Stated problem: Output the full listing below exactly as it reads, and skip anything that is a picture.

Data for processing:
※ ※ ※

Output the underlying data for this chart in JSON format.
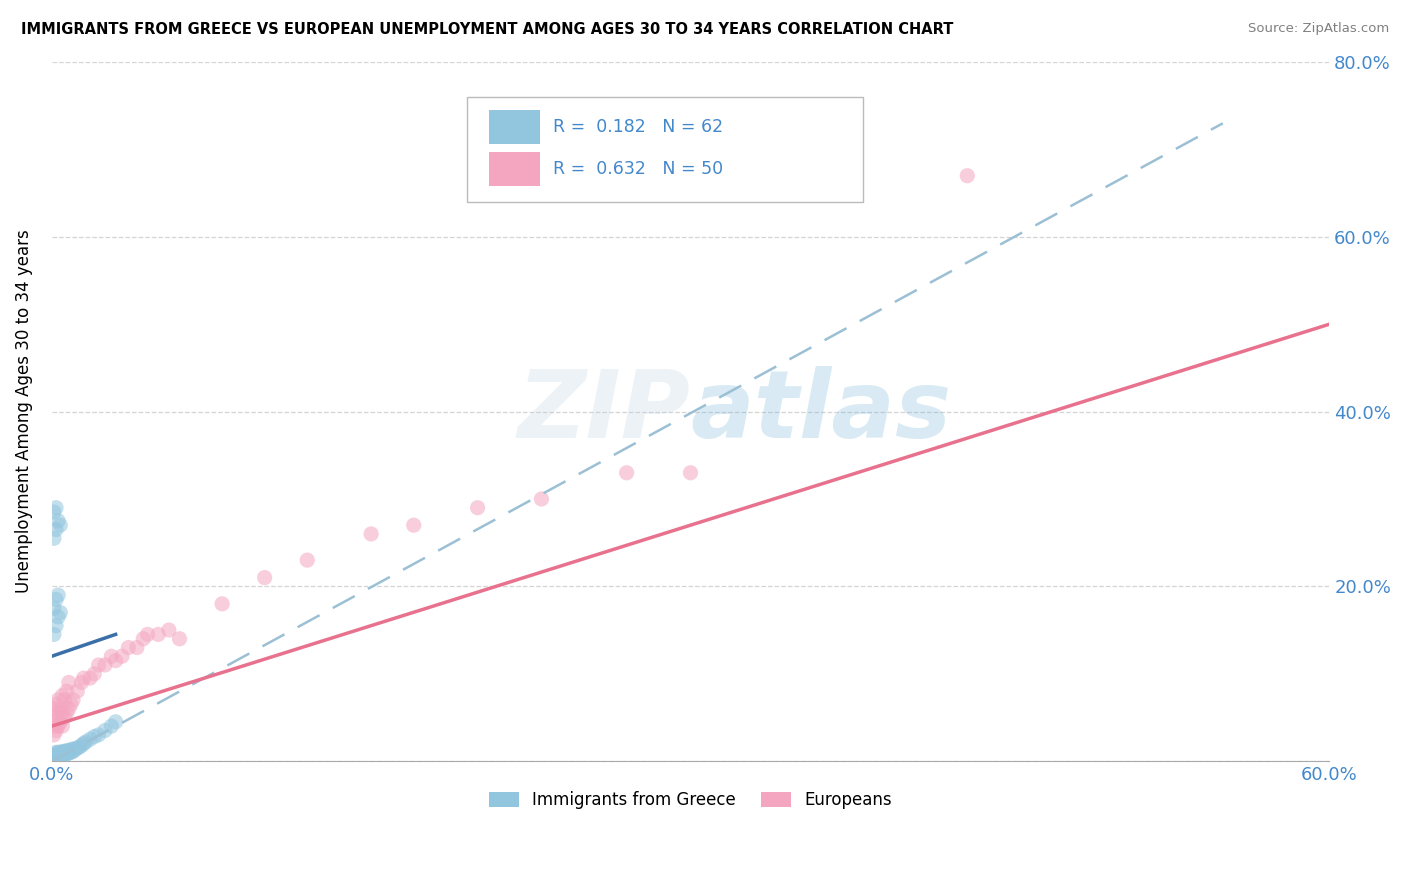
{
  "title": "IMMIGRANTS FROM GREECE VS EUROPEAN UNEMPLOYMENT AMONG AGES 30 TO 34 YEARS CORRELATION CHART",
  "source": "Source: ZipAtlas.com",
  "watermark": "ZIPatlas",
  "legend_blue": {
    "R": 0.182,
    "N": 62,
    "label": "Immigrants from Greece"
  },
  "legend_pink": {
    "R": 0.632,
    "N": 50,
    "label": "Europeans"
  },
  "xlim": [
    0.0,
    0.6
  ],
  "ylim": [
    0.0,
    0.8
  ],
  "blue_color": "#92c5de",
  "pink_color": "#f4a6c0",
  "blue_line_color": "#3a6fa8",
  "pink_line_color": "#e8728e",
  "dashed_line_color": "#9bbfd4",
  "axis_color": "#4488cc",
  "grid_color": "#d0d0d0",
  "blue_scatter": {
    "x": [
      0.001,
      0.001,
      0.001,
      0.001,
      0.002,
      0.002,
      0.002,
      0.002,
      0.002,
      0.002,
      0.002,
      0.003,
      0.003,
      0.003,
      0.003,
      0.003,
      0.003,
      0.004,
      0.004,
      0.004,
      0.004,
      0.005,
      0.005,
      0.005,
      0.005,
      0.006,
      0.006,
      0.006,
      0.007,
      0.007,
      0.007,
      0.008,
      0.008,
      0.009,
      0.009,
      0.01,
      0.01,
      0.011,
      0.012,
      0.013,
      0.014,
      0.015,
      0.016,
      0.018,
      0.02,
      0.022,
      0.025,
      0.028,
      0.03,
      0.001,
      0.001,
      0.002,
      0.002,
      0.003,
      0.003,
      0.004,
      0.001,
      0.001,
      0.002,
      0.002,
      0.003,
      0.004
    ],
    "y": [
      0.003,
      0.004,
      0.005,
      0.006,
      0.003,
      0.004,
      0.005,
      0.006,
      0.007,
      0.008,
      0.01,
      0.004,
      0.005,
      0.006,
      0.007,
      0.008,
      0.01,
      0.005,
      0.006,
      0.008,
      0.01,
      0.006,
      0.007,
      0.009,
      0.011,
      0.007,
      0.009,
      0.011,
      0.008,
      0.01,
      0.012,
      0.009,
      0.012,
      0.01,
      0.013,
      0.011,
      0.014,
      0.013,
      0.015,
      0.016,
      0.018,
      0.02,
      0.022,
      0.025,
      0.028,
      0.03,
      0.035,
      0.04,
      0.045,
      0.145,
      0.175,
      0.155,
      0.185,
      0.165,
      0.19,
      0.17,
      0.255,
      0.285,
      0.265,
      0.29,
      0.275,
      0.27
    ]
  },
  "pink_scatter": {
    "x": [
      0.001,
      0.001,
      0.001,
      0.002,
      0.002,
      0.002,
      0.002,
      0.003,
      0.003,
      0.003,
      0.004,
      0.004,
      0.005,
      0.005,
      0.005,
      0.006,
      0.006,
      0.007,
      0.007,
      0.008,
      0.008,
      0.009,
      0.01,
      0.012,
      0.014,
      0.015,
      0.018,
      0.02,
      0.022,
      0.025,
      0.028,
      0.03,
      0.033,
      0.036,
      0.04,
      0.043,
      0.045,
      0.05,
      0.055,
      0.06,
      0.08,
      0.1,
      0.12,
      0.15,
      0.17,
      0.2,
      0.23,
      0.27,
      0.3,
      0.43
    ],
    "y": [
      0.03,
      0.045,
      0.06,
      0.035,
      0.04,
      0.05,
      0.065,
      0.04,
      0.055,
      0.07,
      0.045,
      0.06,
      0.04,
      0.055,
      0.075,
      0.05,
      0.07,
      0.055,
      0.08,
      0.06,
      0.09,
      0.065,
      0.07,
      0.08,
      0.09,
      0.095,
      0.095,
      0.1,
      0.11,
      0.11,
      0.12,
      0.115,
      0.12,
      0.13,
      0.13,
      0.14,
      0.145,
      0.145,
      0.15,
      0.14,
      0.18,
      0.21,
      0.23,
      0.26,
      0.27,
      0.29,
      0.3,
      0.33,
      0.33,
      0.67
    ]
  },
  "blue_line": {
    "x0": 0.0,
    "y0": 0.12,
    "x1": 0.03,
    "y1": 0.145
  },
  "pink_line": {
    "x0": 0.0,
    "y0": 0.04,
    "x1": 0.6,
    "y1": 0.5
  },
  "dash_line": {
    "x0": 0.0,
    "y0": 0.0,
    "x1": 0.55,
    "y1": 0.73
  }
}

※ ※ ※

In response:
Output the underlying data for this chart in JSON format.
{
  "title": "IMMIGRANTS FROM GREECE VS EUROPEAN UNEMPLOYMENT AMONG AGES 30 TO 34 YEARS CORRELATION CHART",
  "source": "Source: ZipAtlas.com",
  "watermark": "ZIPatlas",
  "legend_blue": {
    "R": 0.182,
    "N": 62,
    "label": "Immigrants from Greece"
  },
  "legend_pink": {
    "R": 0.632,
    "N": 50,
    "label": "Europeans"
  },
  "xlim": [
    0.0,
    0.6
  ],
  "ylim": [
    0.0,
    0.8
  ],
  "blue_color": "#92c5de",
  "pink_color": "#f4a6c0",
  "blue_line_color": "#3a6fa8",
  "pink_line_color": "#e8728e",
  "dashed_line_color": "#9bbfd4",
  "axis_color": "#4488cc",
  "grid_color": "#d0d0d0",
  "blue_scatter": {
    "x": [
      0.001,
      0.001,
      0.001,
      0.001,
      0.002,
      0.002,
      0.002,
      0.002,
      0.002,
      0.002,
      0.002,
      0.003,
      0.003,
      0.003,
      0.003,
      0.003,
      0.003,
      0.004,
      0.004,
      0.004,
      0.004,
      0.005,
      0.005,
      0.005,
      0.005,
      0.006,
      0.006,
      0.006,
      0.007,
      0.007,
      0.007,
      0.008,
      0.008,
      0.009,
      0.009,
      0.01,
      0.01,
      0.011,
      0.012,
      0.013,
      0.014,
      0.015,
      0.016,
      0.018,
      0.02,
      0.022,
      0.025,
      0.028,
      0.03,
      0.001,
      0.001,
      0.002,
      0.002,
      0.003,
      0.003,
      0.004,
      0.001,
      0.001,
      0.002,
      0.002,
      0.003,
      0.004
    ],
    "y": [
      0.003,
      0.004,
      0.005,
      0.006,
      0.003,
      0.004,
      0.005,
      0.006,
      0.007,
      0.008,
      0.01,
      0.004,
      0.005,
      0.006,
      0.007,
      0.008,
      0.01,
      0.005,
      0.006,
      0.008,
      0.01,
      0.006,
      0.007,
      0.009,
      0.011,
      0.007,
      0.009,
      0.011,
      0.008,
      0.01,
      0.012,
      0.009,
      0.012,
      0.01,
      0.013,
      0.011,
      0.014,
      0.013,
      0.015,
      0.016,
      0.018,
      0.02,
      0.022,
      0.025,
      0.028,
      0.03,
      0.035,
      0.04,
      0.045,
      0.145,
      0.175,
      0.155,
      0.185,
      0.165,
      0.19,
      0.17,
      0.255,
      0.285,
      0.265,
      0.29,
      0.275,
      0.27
    ]
  },
  "pink_scatter": {
    "x": [
      0.001,
      0.001,
      0.001,
      0.002,
      0.002,
      0.002,
      0.002,
      0.003,
      0.003,
      0.003,
      0.004,
      0.004,
      0.005,
      0.005,
      0.005,
      0.006,
      0.006,
      0.007,
      0.007,
      0.008,
      0.008,
      0.009,
      0.01,
      0.012,
      0.014,
      0.015,
      0.018,
      0.02,
      0.022,
      0.025,
      0.028,
      0.03,
      0.033,
      0.036,
      0.04,
      0.043,
      0.045,
      0.05,
      0.055,
      0.06,
      0.08,
      0.1,
      0.12,
      0.15,
      0.17,
      0.2,
      0.23,
      0.27,
      0.3,
      0.43
    ],
    "y": [
      0.03,
      0.045,
      0.06,
      0.035,
      0.04,
      0.05,
      0.065,
      0.04,
      0.055,
      0.07,
      0.045,
      0.06,
      0.04,
      0.055,
      0.075,
      0.05,
      0.07,
      0.055,
      0.08,
      0.06,
      0.09,
      0.065,
      0.07,
      0.08,
      0.09,
      0.095,
      0.095,
      0.1,
      0.11,
      0.11,
      0.12,
      0.115,
      0.12,
      0.13,
      0.13,
      0.14,
      0.145,
      0.145,
      0.15,
      0.14,
      0.18,
      0.21,
      0.23,
      0.26,
      0.27,
      0.29,
      0.3,
      0.33,
      0.33,
      0.67
    ]
  },
  "blue_line": {
    "x0": 0.0,
    "y0": 0.12,
    "x1": 0.03,
    "y1": 0.145
  },
  "pink_line": {
    "x0": 0.0,
    "y0": 0.04,
    "x1": 0.6,
    "y1": 0.5
  },
  "dash_line": {
    "x0": 0.0,
    "y0": 0.0,
    "x1": 0.55,
    "y1": 0.73
  }
}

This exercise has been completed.